* WHAT TO DO:
Make an exact copy of all the data.

* MATERIAL:
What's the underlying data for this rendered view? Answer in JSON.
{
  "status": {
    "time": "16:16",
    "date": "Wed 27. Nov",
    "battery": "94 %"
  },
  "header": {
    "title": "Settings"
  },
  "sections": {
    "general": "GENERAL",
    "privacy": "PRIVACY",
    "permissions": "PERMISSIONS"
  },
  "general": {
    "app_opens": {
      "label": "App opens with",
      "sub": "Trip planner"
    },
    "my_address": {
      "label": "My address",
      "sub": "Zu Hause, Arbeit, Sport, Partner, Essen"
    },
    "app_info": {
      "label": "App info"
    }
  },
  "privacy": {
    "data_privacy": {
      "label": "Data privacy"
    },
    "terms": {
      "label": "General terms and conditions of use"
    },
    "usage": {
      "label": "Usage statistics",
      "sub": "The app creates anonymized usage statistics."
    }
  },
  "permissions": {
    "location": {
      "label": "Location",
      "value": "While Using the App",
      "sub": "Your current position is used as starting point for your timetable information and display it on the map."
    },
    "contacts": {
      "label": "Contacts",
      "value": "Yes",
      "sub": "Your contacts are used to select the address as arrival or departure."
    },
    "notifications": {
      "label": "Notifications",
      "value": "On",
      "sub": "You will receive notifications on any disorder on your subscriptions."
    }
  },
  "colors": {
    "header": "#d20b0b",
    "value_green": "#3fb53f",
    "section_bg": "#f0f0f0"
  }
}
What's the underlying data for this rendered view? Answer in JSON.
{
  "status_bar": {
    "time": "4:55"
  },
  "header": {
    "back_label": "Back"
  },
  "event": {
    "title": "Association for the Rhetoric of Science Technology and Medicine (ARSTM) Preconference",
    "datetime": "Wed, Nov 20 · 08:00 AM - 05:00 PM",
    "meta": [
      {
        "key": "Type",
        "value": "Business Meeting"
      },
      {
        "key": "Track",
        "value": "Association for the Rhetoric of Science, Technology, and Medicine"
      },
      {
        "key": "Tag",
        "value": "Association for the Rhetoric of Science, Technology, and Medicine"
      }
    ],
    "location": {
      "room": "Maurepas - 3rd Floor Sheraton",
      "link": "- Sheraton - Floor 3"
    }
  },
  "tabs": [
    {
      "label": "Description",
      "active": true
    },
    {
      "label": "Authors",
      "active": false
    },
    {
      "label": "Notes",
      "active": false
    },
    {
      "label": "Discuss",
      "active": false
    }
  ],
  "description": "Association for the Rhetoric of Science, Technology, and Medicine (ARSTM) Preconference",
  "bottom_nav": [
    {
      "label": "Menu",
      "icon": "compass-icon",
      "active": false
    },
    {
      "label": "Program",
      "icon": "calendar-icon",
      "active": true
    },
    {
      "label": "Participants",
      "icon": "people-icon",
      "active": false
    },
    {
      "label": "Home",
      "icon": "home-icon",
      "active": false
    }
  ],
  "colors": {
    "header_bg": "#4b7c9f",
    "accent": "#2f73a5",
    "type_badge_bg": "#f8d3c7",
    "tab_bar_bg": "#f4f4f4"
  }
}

* ANSWER IN FULL:
What's the underlying data for this rendered view? Answer in JSON.
{
  "status": {
    "time": "16:16",
    "date": "Wed 27. Nov",
    "battery": "94 %"
  },
  "header": {
    "title": "Settings"
  },
  "sections": {
    "general": "GENERAL",
    "privacy": "PRIVACY",
    "permissions": "PERMISSIONS"
  },
  "general": {
    "app_opens": {
      "label": "App opens with",
      "sub": "Trip planner"
    },
    "my_address": {
      "label": "My address",
      "sub": "Zu Hause, Arbeit, Sport, Partner, Essen"
    },
    "app_info": {
      "label": "App info"
    }
  },
  "privacy": {
    "data_privacy": {
      "label": "Data privacy"
    },
    "terms": {
      "label": "General terms and conditions of use"
    },
    "usage": {
      "label": "Usage statistics",
      "sub": "The app creates anonymized usage statistics."
    }
  },
  "permissions": {
    "location": {
      "label": "Location",
      "value": "While Using the App",
      "sub": "Your current position is used as starting point for your timetable information and display it on the map."
    },
    "contacts": {
      "label": "Contacts",
      "value": "Yes",
      "sub": "Your contacts are used to select the address as arrival or departure."
    },
    "notifications": {
      "label": "Notifications",
      "value": "On",
      "sub": "You will receive notifications on any disorder on your subscriptions."
    }
  },
  "colors": {
    "header": "#d20b0b",
    "value_green": "#3fb53f",
    "section_bg": "#f0f0f0"
  }
}
What's the underlying data for this rendered view? Answer in JSON.
{
  "status_bar": {
    "time": "4:55"
  },
  "header": {
    "back_label": "Back"
  },
  "event": {
    "title": "Association for the Rhetoric of Science Technology and Medicine (ARSTM) Preconference",
    "datetime": "Wed, Nov 20 · 08:00 AM - 05:00 PM",
    "meta": [
      {
        "key": "Type",
        "value": "Business Meeting"
      },
      {
        "key": "Track",
        "value": "Association for the Rhetoric of Science, Technology, and Medicine"
      },
      {
        "key": "Tag",
        "value": "Association for the Rhetoric of Science, Technology, and Medicine"
      }
    ],
    "location": {
      "room": "Maurepas - 3rd Floor Sheraton",
      "link": "- Sheraton - Floor 3"
    }
  },
  "tabs": [
    {
      "label": "Description",
      "active": true
    },
    {
      "label": "Authors",
      "active": false
    },
    {
      "label": "Notes",
      "active": false
    },
    {
      "label": "Discuss",
      "active": false
    }
  ],
  "description": "Association for the Rhetoric of Science, Technology, and Medicine (ARSTM) Preconference",
  "bottom_nav": [
    {
      "label": "Menu",
      "icon": "compass-icon",
      "active": false
    },
    {
      "label": "Program",
      "icon": "calendar-icon",
      "active": true
    },
    {
      "label": "Participants",
      "icon": "people-icon",
      "active": false
    },
    {
      "label": "Home",
      "icon": "home-icon",
      "active": false
    }
  ],
  "colors": {
    "header_bg": "#4b7c9f",
    "accent": "#2f73a5",
    "type_badge_bg": "#f8d3c7",
    "tab_bar_bg": "#f4f4f4"
  }
}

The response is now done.